■ Work to complete ■
Return all of the material, keeping each line exactly as it is.

■ Material supplied ■
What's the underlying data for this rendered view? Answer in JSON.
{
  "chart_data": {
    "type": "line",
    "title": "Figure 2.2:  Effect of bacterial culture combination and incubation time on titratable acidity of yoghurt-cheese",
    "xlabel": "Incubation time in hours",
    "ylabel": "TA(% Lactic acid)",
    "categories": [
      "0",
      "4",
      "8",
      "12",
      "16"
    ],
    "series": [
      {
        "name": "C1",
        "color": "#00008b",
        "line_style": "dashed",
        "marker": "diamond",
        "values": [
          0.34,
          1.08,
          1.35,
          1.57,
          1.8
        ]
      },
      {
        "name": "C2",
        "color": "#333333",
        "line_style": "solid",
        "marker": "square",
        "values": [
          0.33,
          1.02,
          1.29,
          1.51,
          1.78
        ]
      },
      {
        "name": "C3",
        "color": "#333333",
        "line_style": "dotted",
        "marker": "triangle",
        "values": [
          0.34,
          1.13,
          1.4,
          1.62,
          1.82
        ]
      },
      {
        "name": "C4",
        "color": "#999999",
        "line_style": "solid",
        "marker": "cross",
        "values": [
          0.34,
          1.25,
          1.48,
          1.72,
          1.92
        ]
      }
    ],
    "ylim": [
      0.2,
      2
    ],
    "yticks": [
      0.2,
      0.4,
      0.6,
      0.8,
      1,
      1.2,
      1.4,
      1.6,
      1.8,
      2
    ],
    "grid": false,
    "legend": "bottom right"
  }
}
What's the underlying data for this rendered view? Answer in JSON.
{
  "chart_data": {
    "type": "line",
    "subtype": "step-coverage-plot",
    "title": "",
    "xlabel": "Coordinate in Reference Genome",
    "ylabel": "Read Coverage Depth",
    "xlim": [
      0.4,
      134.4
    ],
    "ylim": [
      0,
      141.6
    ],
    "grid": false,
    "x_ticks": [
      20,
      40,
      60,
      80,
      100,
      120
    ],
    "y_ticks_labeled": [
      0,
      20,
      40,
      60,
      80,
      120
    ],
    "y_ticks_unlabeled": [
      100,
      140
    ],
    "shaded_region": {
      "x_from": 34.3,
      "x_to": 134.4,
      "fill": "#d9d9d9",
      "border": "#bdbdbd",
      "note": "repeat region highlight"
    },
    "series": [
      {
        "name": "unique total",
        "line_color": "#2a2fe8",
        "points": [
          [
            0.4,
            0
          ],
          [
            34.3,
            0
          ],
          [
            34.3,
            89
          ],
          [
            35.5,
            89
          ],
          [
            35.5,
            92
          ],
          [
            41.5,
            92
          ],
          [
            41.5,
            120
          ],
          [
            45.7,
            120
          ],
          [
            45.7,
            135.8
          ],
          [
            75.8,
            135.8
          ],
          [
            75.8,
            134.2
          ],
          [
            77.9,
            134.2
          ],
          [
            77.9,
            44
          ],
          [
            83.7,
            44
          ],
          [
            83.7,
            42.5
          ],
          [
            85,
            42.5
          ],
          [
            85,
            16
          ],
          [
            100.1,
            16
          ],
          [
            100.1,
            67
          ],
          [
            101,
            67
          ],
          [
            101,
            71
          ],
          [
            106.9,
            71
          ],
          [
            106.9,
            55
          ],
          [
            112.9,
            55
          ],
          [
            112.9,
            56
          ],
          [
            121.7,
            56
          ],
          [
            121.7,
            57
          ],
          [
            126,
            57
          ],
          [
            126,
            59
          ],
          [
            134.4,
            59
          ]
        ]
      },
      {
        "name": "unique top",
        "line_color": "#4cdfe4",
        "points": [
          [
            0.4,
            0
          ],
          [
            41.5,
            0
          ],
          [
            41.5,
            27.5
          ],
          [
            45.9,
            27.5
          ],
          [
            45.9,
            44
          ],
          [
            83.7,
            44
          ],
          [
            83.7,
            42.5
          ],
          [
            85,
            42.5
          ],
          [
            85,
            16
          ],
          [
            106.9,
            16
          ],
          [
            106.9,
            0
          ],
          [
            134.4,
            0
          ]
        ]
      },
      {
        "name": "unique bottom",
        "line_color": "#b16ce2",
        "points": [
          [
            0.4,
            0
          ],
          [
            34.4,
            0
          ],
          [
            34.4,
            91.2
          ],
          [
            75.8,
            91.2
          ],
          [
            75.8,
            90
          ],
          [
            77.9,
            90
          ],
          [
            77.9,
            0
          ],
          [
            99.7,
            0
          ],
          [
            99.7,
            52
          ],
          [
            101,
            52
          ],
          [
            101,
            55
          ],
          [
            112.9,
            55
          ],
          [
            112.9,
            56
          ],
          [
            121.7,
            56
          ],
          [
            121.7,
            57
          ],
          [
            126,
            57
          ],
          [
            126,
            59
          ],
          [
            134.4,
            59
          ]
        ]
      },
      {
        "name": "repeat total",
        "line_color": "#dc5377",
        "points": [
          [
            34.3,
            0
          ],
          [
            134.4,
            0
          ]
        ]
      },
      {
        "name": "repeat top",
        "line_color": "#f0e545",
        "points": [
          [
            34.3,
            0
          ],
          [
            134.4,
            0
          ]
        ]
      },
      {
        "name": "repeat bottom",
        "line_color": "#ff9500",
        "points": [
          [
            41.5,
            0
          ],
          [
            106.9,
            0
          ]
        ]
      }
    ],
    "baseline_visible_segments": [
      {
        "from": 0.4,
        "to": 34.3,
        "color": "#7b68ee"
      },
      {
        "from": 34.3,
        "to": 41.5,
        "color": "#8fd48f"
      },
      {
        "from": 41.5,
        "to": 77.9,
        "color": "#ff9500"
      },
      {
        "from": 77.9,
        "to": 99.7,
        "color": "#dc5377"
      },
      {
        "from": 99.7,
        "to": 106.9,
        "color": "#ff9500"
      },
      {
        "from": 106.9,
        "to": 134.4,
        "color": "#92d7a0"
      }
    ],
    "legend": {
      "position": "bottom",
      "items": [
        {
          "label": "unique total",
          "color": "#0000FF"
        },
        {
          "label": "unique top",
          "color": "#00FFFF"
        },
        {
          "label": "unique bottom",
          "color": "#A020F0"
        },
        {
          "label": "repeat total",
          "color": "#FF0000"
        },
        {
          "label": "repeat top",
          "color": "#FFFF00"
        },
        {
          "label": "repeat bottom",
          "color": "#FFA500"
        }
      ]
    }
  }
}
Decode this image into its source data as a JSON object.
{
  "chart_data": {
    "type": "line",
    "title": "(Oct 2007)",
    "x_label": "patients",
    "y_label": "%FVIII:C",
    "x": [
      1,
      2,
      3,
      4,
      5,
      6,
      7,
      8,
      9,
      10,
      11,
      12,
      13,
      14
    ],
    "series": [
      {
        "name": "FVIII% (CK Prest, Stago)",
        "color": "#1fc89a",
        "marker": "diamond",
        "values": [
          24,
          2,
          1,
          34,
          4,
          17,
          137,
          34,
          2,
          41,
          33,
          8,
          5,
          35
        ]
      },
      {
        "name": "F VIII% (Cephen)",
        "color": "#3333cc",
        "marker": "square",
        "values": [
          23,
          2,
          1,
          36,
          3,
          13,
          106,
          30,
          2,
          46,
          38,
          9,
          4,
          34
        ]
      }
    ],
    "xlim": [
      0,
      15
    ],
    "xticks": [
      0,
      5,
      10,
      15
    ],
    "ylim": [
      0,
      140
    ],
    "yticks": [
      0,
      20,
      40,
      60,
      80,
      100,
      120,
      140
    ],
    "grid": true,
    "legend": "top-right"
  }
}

■ Task response ■
What's the underlying data for this rendered view? Answer in JSON.
{
  "chart_data": {
    "type": "line",
    "title": "Figure 2.2:  Effect of bacterial culture combination and incubation time on titratable acidity of yoghurt-cheese",
    "xlabel": "Incubation time in hours",
    "ylabel": "TA(% Lactic acid)",
    "categories": [
      "0",
      "4",
      "8",
      "12",
      "16"
    ],
    "series": [
      {
        "name": "C1",
        "color": "#00008b",
        "line_style": "dashed",
        "marker": "diamond",
        "values": [
          0.34,
          1.08,
          1.35,
          1.57,
          1.8
        ]
      },
      {
        "name": "C2",
        "color": "#333333",
        "line_style": "solid",
        "marker": "square",
        "values": [
          0.33,
          1.02,
          1.29,
          1.51,
          1.78
        ]
      },
      {
        "name": "C3",
        "color": "#333333",
        "line_style": "dotted",
        "marker": "triangle",
        "values": [
          0.34,
          1.13,
          1.4,
          1.62,
          1.82
        ]
      },
      {
        "name": "C4",
        "color": "#999999",
        "line_style": "solid",
        "marker": "cross",
        "values": [
          0.34,
          1.25,
          1.48,
          1.72,
          1.92
        ]
      }
    ],
    "ylim": [
      0.2,
      2
    ],
    "yticks": [
      0.2,
      0.4,
      0.6,
      0.8,
      1,
      1.2,
      1.4,
      1.6,
      1.8,
      2
    ],
    "grid": false,
    "legend": "bottom right"
  }
}
What's the underlying data for this rendered view? Answer in JSON.
{
  "chart_data": {
    "type": "line",
    "subtype": "step-coverage-plot",
    "title": "",
    "xlabel": "Coordinate in Reference Genome",
    "ylabel": "Read Coverage Depth",
    "xlim": [
      0.4,
      134.4
    ],
    "ylim": [
      0,
      141.6
    ],
    "grid": false,
    "x_ticks": [
      20,
      40,
      60,
      80,
      100,
      120
    ],
    "y_ticks_labeled": [
      0,
      20,
      40,
      60,
      80,
      120
    ],
    "y_ticks_unlabeled": [
      100,
      140
    ],
    "shaded_region": {
      "x_from": 34.3,
      "x_to": 134.4,
      "fill": "#d9d9d9",
      "border": "#bdbdbd",
      "note": "repeat region highlight"
    },
    "series": [
      {
        "name": "unique total",
        "line_color": "#2a2fe8",
        "points": [
          [
            0.4,
            0
          ],
          [
            34.3,
            0
          ],
          [
            34.3,
            89
          ],
          [
            35.5,
            89
          ],
          [
            35.5,
            92
          ],
          [
            41.5,
            92
          ],
          [
            41.5,
            120
          ],
          [
            45.7,
            120
          ],
          [
            45.7,
            135.8
          ],
          [
            75.8,
            135.8
          ],
          [
            75.8,
            134.2
          ],
          [
            77.9,
            134.2
          ],
          [
            77.9,
            44
          ],
          [
            83.7,
            44
          ],
          [
            83.7,
            42.5
          ],
          [
            85,
            42.5
          ],
          [
            85,
            16
          ],
          [
            100.1,
            16
          ],
          [
            100.1,
            67
          ],
          [
            101,
            67
          ],
          [
            101,
            71
          ],
          [
            106.9,
            71
          ],
          [
            106.9,
            55
          ],
          [
            112.9,
            55
          ],
          [
            112.9,
            56
          ],
          [
            121.7,
            56
          ],
          [
            121.7,
            57
          ],
          [
            126,
            57
          ],
          [
            126,
            59
          ],
          [
            134.4,
            59
          ]
        ]
      },
      {
        "name": "unique top",
        "line_color": "#4cdfe4",
        "points": [
          [
            0.4,
            0
          ],
          [
            41.5,
            0
          ],
          [
            41.5,
            27.5
          ],
          [
            45.9,
            27.5
          ],
          [
            45.9,
            44
          ],
          [
            83.7,
            44
          ],
          [
            83.7,
            42.5
          ],
          [
            85,
            42.5
          ],
          [
            85,
            16
          ],
          [
            106.9,
            16
          ],
          [
            106.9,
            0
          ],
          [
            134.4,
            0
          ]
        ]
      },
      {
        "name": "unique bottom",
        "line_color": "#b16ce2",
        "points": [
          [
            0.4,
            0
          ],
          [
            34.4,
            0
          ],
          [
            34.4,
            91.2
          ],
          [
            75.8,
            91.2
          ],
          [
            75.8,
            90
          ],
          [
            77.9,
            90
          ],
          [
            77.9,
            0
          ],
          [
            99.7,
            0
          ],
          [
            99.7,
            52
          ],
          [
            101,
            52
          ],
          [
            101,
            55
          ],
          [
            112.9,
            55
          ],
          [
            112.9,
            56
          ],
          [
            121.7,
            56
          ],
          [
            121.7,
            57
          ],
          [
            126,
            57
          ],
          [
            126,
            59
          ],
          [
            134.4,
            59
          ]
        ]
      },
      {
        "name": "repeat total",
        "line_color": "#dc5377",
        "points": [
          [
            34.3,
            0
          ],
          [
            134.4,
            0
          ]
        ]
      },
      {
        "name": "repeat top",
        "line_color": "#f0e545",
        "points": [
          [
            34.3,
            0
          ],
          [
            134.4,
            0
          ]
        ]
      },
      {
        "name": "repeat bottom",
        "line_color": "#ff9500",
        "points": [
          [
            41.5,
            0
          ],
          [
            106.9,
            0
          ]
        ]
      }
    ],
    "baseline_visible_segments": [
      {
        "from": 0.4,
        "to": 34.3,
        "color": "#7b68ee"
      },
      {
        "from": 34.3,
        "to": 41.5,
        "color": "#8fd48f"
      },
      {
        "from": 41.5,
        "to": 77.9,
        "color": "#ff9500"
      },
      {
        "from": 77.9,
        "to": 99.7,
        "color": "#dc5377"
      },
      {
        "from": 99.7,
        "to": 106.9,
        "color": "#ff9500"
      },
      {
        "from": 106.9,
        "to": 134.4,
        "color": "#92d7a0"
      }
    ],
    "legend": {
      "position": "bottom",
      "items": [
        {
          "label": "unique total",
          "color": "#0000FF"
        },
        {
          "label": "unique top",
          "color": "#00FFFF"
        },
        {
          "label": "unique bottom",
          "color": "#A020F0"
        },
        {
          "label": "repeat total",
          "color": "#FF0000"
        },
        {
          "label": "repeat top",
          "color": "#FFFF00"
        },
        {
          "label": "repeat bottom",
          "color": "#FFA500"
        }
      ]
    }
  }
}
Decode this image into its source data as a JSON object.
{
  "chart_data": {
    "type": "line",
    "title": "(Oct 2007)",
    "x_label": "patients",
    "y_label": "%FVIII:C",
    "x": [
      1,
      2,
      3,
      4,
      5,
      6,
      7,
      8,
      9,
      10,
      11,
      12,
      13,
      14
    ],
    "series": [
      {
        "name": "FVIII% (CK Prest, Stago)",
        "color": "#1fc89a",
        "marker": "diamond",
        "values": [
          24,
          2,
          1,
          34,
          4,
          17,
          137,
          34,
          2,
          41,
          33,
          8,
          5,
          35
        ]
      },
      {
        "name": "F VIII% (Cephen)",
        "color": "#3333cc",
        "marker": "square",
        "values": [
          23,
          2,
          1,
          36,
          3,
          13,
          106,
          30,
          2,
          46,
          38,
          9,
          4,
          34
        ]
      }
    ],
    "xlim": [
      0,
      15
    ],
    "xticks": [
      0,
      5,
      10,
      15
    ],
    "ylim": [
      0,
      140
    ],
    "yticks": [
      0,
      20,
      40,
      60,
      80,
      100,
      120,
      140
    ],
    "grid": true,
    "legend": "top-right"
  }
}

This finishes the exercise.